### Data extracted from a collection
>> start
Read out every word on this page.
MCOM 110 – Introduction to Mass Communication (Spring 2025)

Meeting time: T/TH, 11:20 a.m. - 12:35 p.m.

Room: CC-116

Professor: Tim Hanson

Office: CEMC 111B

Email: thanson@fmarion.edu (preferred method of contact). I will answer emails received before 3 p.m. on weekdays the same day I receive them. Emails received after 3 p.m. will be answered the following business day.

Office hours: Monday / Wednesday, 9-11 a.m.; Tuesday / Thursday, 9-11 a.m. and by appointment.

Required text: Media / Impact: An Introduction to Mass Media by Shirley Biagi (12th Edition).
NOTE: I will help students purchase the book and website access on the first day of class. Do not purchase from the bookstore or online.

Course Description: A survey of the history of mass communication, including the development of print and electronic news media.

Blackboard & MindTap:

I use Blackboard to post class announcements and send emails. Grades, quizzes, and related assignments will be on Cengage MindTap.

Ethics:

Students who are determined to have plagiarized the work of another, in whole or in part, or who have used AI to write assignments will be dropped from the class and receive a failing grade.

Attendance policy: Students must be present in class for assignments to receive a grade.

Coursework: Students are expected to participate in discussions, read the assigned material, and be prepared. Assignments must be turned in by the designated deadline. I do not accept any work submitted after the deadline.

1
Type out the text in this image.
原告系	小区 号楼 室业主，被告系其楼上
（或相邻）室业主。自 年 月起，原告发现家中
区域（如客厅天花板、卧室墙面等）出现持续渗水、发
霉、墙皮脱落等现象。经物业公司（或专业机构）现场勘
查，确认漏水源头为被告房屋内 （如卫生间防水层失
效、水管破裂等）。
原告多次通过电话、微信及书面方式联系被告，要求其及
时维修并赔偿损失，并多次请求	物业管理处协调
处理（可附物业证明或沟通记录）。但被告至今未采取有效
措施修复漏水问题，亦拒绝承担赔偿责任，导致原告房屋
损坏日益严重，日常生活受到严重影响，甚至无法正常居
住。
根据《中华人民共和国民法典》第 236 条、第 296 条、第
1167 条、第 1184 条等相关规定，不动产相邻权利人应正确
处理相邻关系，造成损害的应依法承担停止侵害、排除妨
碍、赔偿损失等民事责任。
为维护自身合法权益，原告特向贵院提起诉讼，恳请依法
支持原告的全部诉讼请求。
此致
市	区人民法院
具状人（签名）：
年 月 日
>> end
### What needs to be done
Show the data once more, exactly as it was written.

### Reply
Read out every word on this page.
MCOM 110 – Introduction to Mass Communication (Spring 2025)

Meeting time: T/TH, 11:20 a.m. - 12:35 p.m.

Room: CC-116

Professor: Tim Hanson

Office: CEMC 111B

Email: thanson@fmarion.edu (preferred method of contact). I will answer emails received before 3 p.m. on weekdays the same day I receive them. Emails received after 3 p.m. will be answered the following business day.

Office hours: Monday / Wednesday, 9-11 a.m.; Tuesday / Thursday, 9-11 a.m. and by appointment.

Required text: Media / Impact: An Introduction to Mass Media by Shirley Biagi (12th Edition).
NOTE: I will help students purchase the book and website access on the first day of class. Do not purchase from the bookstore or online.

Course Description: A survey of the history of mass communication, including the development of print and electronic news media.

Blackboard & MindTap:

I use Blackboard to post class announcements and send emails. Grades, quizzes, and related assignments will be on Cengage MindTap.

Ethics:

Students who are determined to have plagiarized the work of another, in whole or in part, or who have used AI to write assignments will be dropped from the class and receive a failing grade.

Attendance policy: Students must be present in class for assignments to receive a grade.

Coursework: Students are expected to participate in discussions, read the assigned material, and be prepared. Assignments must be turned in by the designated deadline. I do not accept any work submitted after the deadline.

1
Type out the text in this image.
原告系	小区 号楼 室业主，被告系其楼上
（或相邻）室业主。自 年 月起，原告发现家中
区域（如客厅天花板、卧室墙面等）出现持续渗水、发
霉、墙皮脱落等现象。经物业公司（或专业机构）现场勘
查，确认漏水源头为被告房屋内 （如卫生间防水层失
效、水管破裂等）。
原告多次通过电话、微信及书面方式联系被告，要求其及
时维修并赔偿损失，并多次请求	物业管理处协调
处理（可附物业证明或沟通记录）。但被告至今未采取有效
措施修复漏水问题，亦拒绝承担赔偿责任，导致原告房屋
损坏日益严重，日常生活受到严重影响，甚至无法正常居
住。
根据《中华人民共和国民法典》第 236 条、第 296 条、第
1167 条、第 1184 条等相关规定，不动产相邻权利人应正确
处理相邻关系，造成损害的应依法承担停止侵害、排除妨
碍、赔偿损失等民事责任。
为维护自身合法权益，原告特向贵院提起诉讼，恳请依法
支持原告的全部诉讼请求。
此致
市	区人民法院
具状人（签名）：
年 月 日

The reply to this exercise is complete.